# Record extracts start
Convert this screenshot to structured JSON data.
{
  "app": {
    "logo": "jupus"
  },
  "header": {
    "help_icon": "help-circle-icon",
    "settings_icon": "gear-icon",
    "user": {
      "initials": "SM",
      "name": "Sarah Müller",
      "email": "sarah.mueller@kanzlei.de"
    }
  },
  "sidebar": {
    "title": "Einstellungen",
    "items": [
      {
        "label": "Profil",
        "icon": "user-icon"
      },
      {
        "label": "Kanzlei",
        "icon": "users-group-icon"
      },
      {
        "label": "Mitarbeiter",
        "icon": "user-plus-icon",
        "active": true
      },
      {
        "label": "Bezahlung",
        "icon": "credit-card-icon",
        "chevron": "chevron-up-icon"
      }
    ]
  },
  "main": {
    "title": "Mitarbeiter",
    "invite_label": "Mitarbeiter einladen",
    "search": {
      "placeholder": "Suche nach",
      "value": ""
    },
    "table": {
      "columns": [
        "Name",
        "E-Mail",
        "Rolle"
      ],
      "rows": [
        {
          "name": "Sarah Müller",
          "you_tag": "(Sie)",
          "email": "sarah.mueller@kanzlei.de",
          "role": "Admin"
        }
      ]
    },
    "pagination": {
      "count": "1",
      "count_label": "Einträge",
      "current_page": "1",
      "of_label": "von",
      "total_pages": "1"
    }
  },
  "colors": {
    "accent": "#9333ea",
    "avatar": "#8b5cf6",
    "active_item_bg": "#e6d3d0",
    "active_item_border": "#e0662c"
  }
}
# Record extracts end
# Record extracts start
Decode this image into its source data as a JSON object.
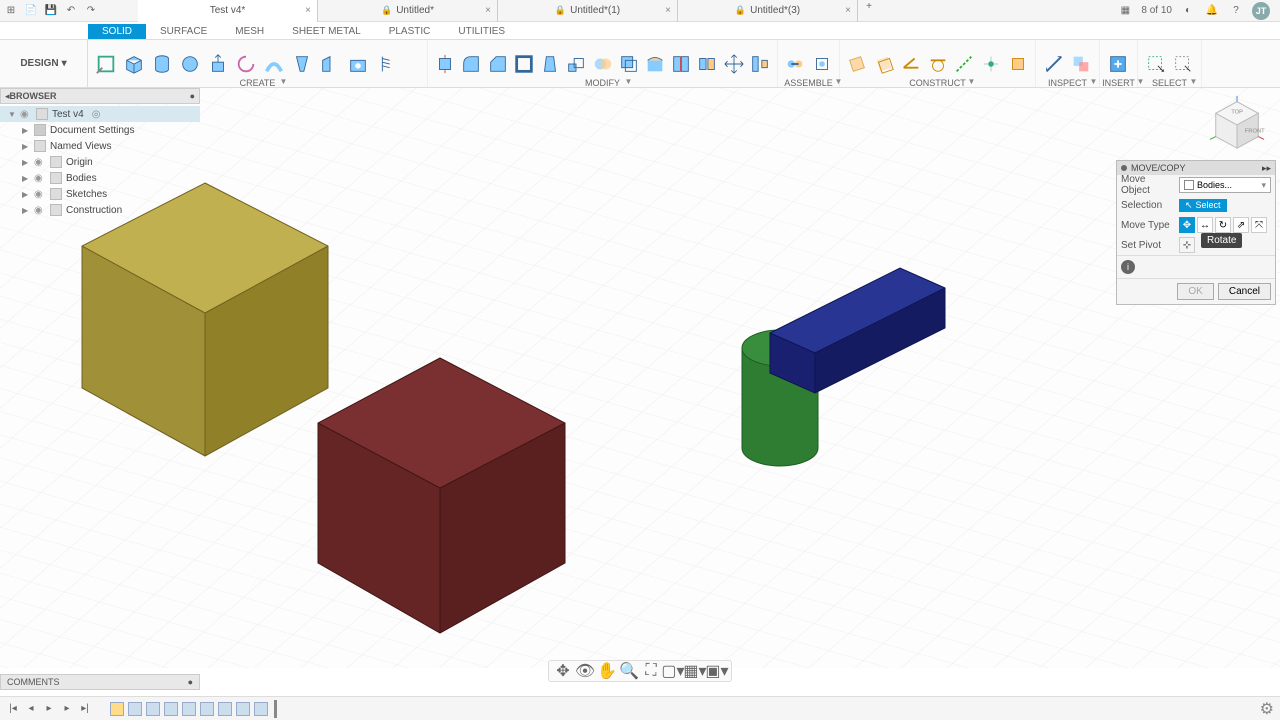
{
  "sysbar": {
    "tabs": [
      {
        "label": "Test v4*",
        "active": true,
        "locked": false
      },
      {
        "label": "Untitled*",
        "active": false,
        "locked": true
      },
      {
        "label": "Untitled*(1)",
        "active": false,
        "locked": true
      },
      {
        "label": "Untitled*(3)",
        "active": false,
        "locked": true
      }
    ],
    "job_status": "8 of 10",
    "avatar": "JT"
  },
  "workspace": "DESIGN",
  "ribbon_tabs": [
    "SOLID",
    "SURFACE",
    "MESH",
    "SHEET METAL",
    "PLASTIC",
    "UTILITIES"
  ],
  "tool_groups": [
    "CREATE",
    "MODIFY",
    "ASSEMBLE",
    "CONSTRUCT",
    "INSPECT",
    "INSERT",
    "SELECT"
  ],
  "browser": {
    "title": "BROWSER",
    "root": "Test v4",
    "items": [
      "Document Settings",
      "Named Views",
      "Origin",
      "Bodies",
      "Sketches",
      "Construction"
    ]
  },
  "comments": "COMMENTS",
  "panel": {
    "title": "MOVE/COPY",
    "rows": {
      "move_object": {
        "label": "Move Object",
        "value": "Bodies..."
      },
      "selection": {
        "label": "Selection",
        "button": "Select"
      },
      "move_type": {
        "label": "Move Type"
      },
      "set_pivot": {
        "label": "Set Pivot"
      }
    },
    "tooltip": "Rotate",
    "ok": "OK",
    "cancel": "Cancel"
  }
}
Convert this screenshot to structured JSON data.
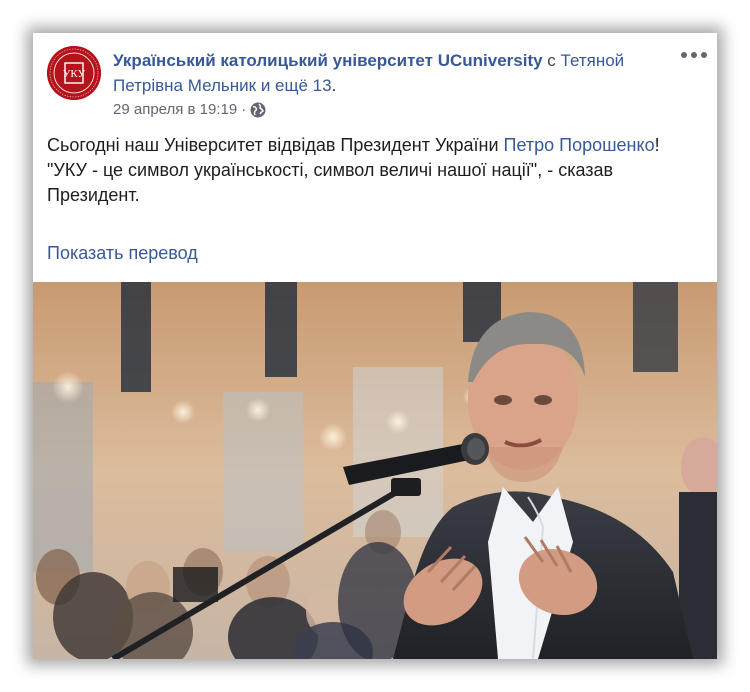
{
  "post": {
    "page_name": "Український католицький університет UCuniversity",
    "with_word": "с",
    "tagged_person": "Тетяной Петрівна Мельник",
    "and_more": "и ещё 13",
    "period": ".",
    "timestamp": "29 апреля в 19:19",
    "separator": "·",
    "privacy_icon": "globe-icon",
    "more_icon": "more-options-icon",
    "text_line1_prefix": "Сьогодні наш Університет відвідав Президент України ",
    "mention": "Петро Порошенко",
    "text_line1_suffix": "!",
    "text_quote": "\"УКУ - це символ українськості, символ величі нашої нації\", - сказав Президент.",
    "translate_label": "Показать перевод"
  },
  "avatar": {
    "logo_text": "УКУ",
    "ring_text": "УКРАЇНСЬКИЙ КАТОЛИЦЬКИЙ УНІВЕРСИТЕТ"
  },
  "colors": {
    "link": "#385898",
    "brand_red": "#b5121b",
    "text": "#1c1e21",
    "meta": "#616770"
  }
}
# Record extracts end
# Record extracts start
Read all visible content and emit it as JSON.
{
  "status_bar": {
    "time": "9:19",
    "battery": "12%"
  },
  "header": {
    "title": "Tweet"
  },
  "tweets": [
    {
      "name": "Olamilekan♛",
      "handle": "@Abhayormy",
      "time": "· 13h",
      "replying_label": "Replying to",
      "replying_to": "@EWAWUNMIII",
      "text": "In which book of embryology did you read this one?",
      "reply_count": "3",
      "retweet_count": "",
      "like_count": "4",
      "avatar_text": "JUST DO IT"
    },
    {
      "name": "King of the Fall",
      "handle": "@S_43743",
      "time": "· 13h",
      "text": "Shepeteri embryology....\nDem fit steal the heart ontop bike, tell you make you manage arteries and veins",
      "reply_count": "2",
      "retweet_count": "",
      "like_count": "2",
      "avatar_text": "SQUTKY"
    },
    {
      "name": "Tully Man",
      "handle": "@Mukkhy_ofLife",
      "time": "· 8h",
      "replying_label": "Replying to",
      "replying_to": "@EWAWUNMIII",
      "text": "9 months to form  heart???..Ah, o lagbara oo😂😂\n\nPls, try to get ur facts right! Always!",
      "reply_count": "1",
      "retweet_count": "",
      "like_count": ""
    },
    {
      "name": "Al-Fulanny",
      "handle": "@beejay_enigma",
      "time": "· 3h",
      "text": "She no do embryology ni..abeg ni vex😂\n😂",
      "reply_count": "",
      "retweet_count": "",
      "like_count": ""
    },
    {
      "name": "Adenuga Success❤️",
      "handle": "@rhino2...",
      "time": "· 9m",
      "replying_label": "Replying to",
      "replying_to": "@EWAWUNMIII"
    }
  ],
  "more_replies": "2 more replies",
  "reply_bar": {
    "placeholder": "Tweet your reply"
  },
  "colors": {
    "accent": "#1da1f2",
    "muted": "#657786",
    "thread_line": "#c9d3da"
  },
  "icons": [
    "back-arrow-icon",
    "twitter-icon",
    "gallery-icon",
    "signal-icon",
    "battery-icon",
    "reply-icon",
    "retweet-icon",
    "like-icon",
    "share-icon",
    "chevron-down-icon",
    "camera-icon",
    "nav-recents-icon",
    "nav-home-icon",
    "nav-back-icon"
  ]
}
# Record extracts end
■ To do ■
Going through the entries above, report how many lines include the string "placeholder". The number alone is the answer.

■ The solution ■
2